### Requirement
In the collection of favorite book quotes below, which book is the Annie Dillard quote taken from?

### Excerpted passage
Every writer and artist claims some books as favorites. Oh, the list of books expands and contracts, but some books remain forever. They either leave a permanent impression or speak to a particular moment in time. The eighteen quotes that follow come from the former rather than the latter.
1. Paul Celan
“A poem, being an instance of language, hence essentially dialogue, may be a letter in a bottle thrown out to sea with the — surely not always strong — hope that it may somehow wash up somewhere, perhaps on a shoreline of the heart. In this way, too, poems are en route: they are headed toward [encounter].” — Paul Celan, Collected Prose
2. Annie Dillard
“A work in progress quickly becomes feral. It reverts to a wild state overnight. It is barely domesticated, a mustang on which you one day fastened a halter, but which now you cannot catch. [The work] is a lion you cage in your study. As the work grows, it gets harder to control; it is a lion growing in strength. You must visit it every day and reassert your mastery over it. If you skip a day, you are, quite rightly, afraid to open the door to its room. You enter its room with bravura, holding a chair at the thing and shouting, ‘Simba!’” — Annie Dillard, The Writing Life
3. Francis Flaherty
“For writers, suppression of emotion is a high crime. If facts are the skeleton of a story, emotion is its heart. And people are emotional about everything. Salsa recipes. Fountain pens. The metric system. Nothing is so trivial or technical that somebody won’t get dreamy-eyed about it, or red in the face.” — Francis Flaherty, The Elements of Story
4. Makoto Fujimura
“[When I] enter into the daily ritual of painting, I rediscover the joy of creating. The process of creating renews my spirit, and I find myself attuned to the details of life rather than being stressed by being overwhelmed. I find myself listening rather than shouting into the void. Creating art opens my heart to see and listen to the world around me, opening a new vista of experience.” — Makoto Fujimura, Refractions
5. Neil Gaiman
“When you start off, you have to deal with the problems of failure. You need to be thick-skinned, to learn that not every project will survive. A freelance life, a life in the arts, is sometimes like putting messages in bottles, on a desert island, and hoping that someone will find one of your bottles and open it and read it, and put something in a bottle that will wash its way back to you: appreciation, or a commission, or money, or love. And you have to accept that you may put out a hundred things for every bottle that winds up coming back.” — Neil Gaiman, Make Good Art
6. Ira Glass
“Nobody tells this to people who are beginners, I wish someone told me. All of us who do creative work, we get into it because we have good taste. But there is this gap. For the first couple years you make stuff, it’s just not that good. It’s trying to be good, it has potential, but it’s not. But your taste, the thing that got you into the game, is still killer. And your taste is why your work disappoints you.

### Entries shown
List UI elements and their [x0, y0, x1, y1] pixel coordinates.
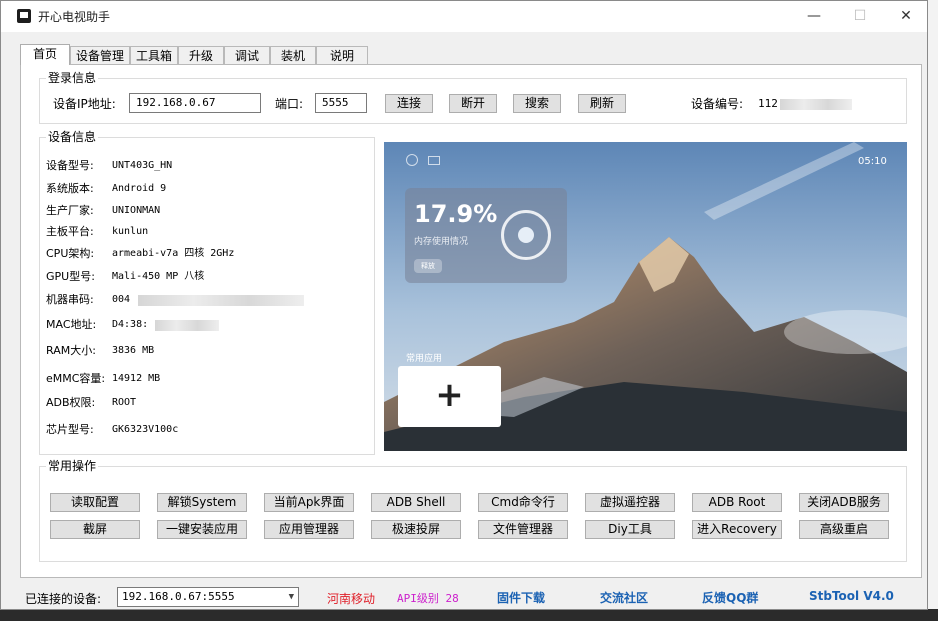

--

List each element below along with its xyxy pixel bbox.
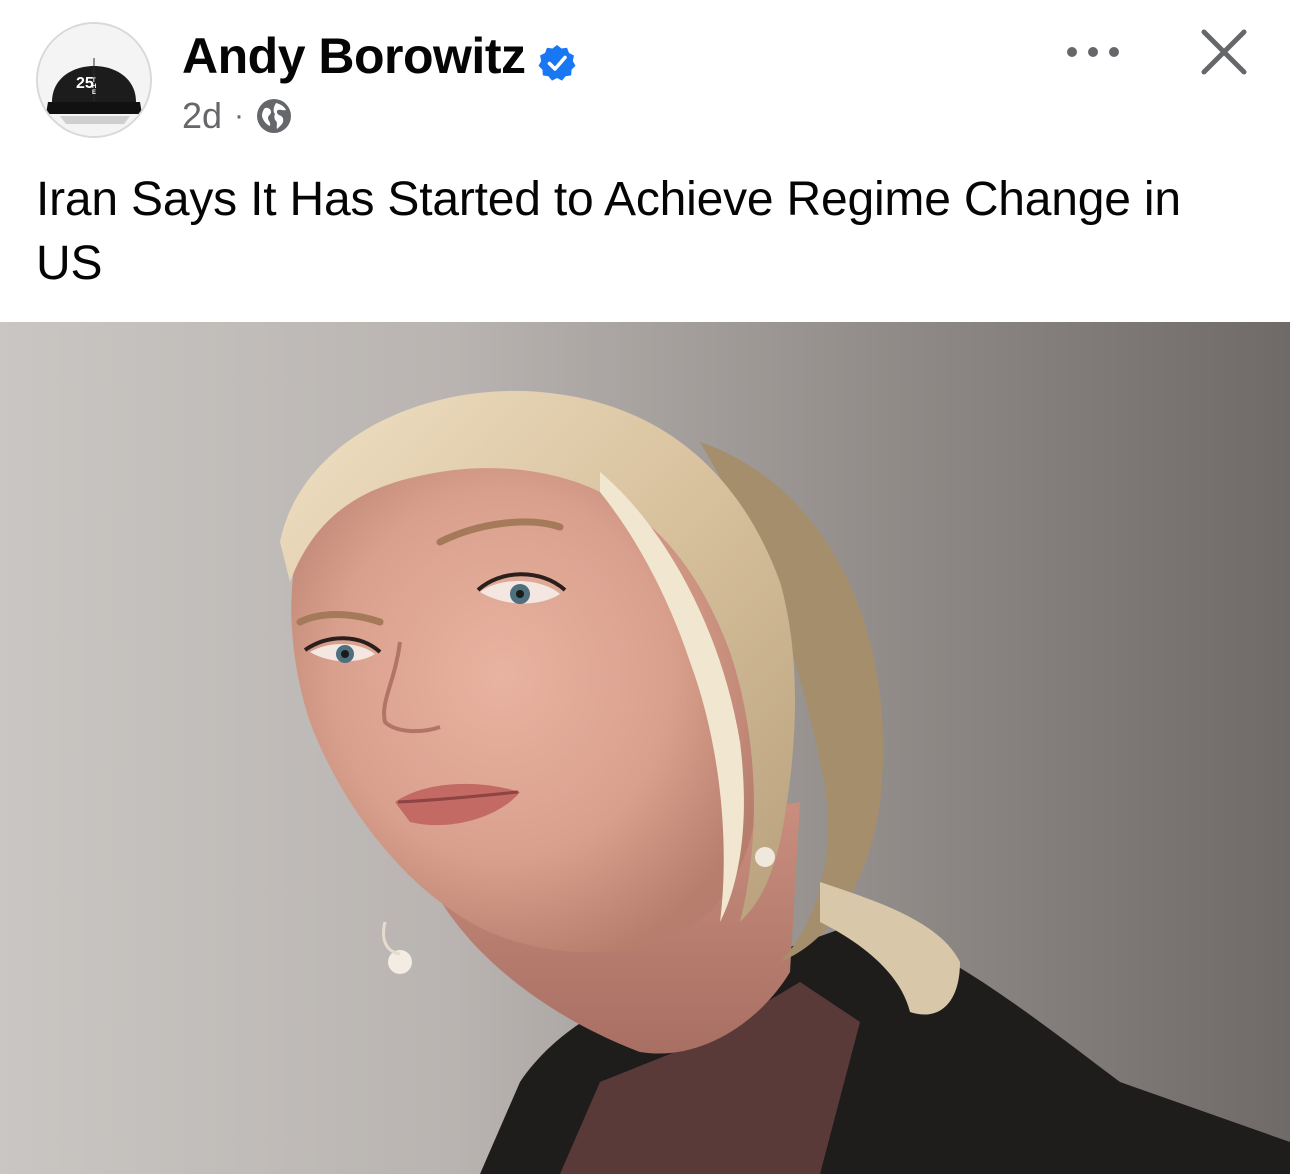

### Completed task
The Writing Life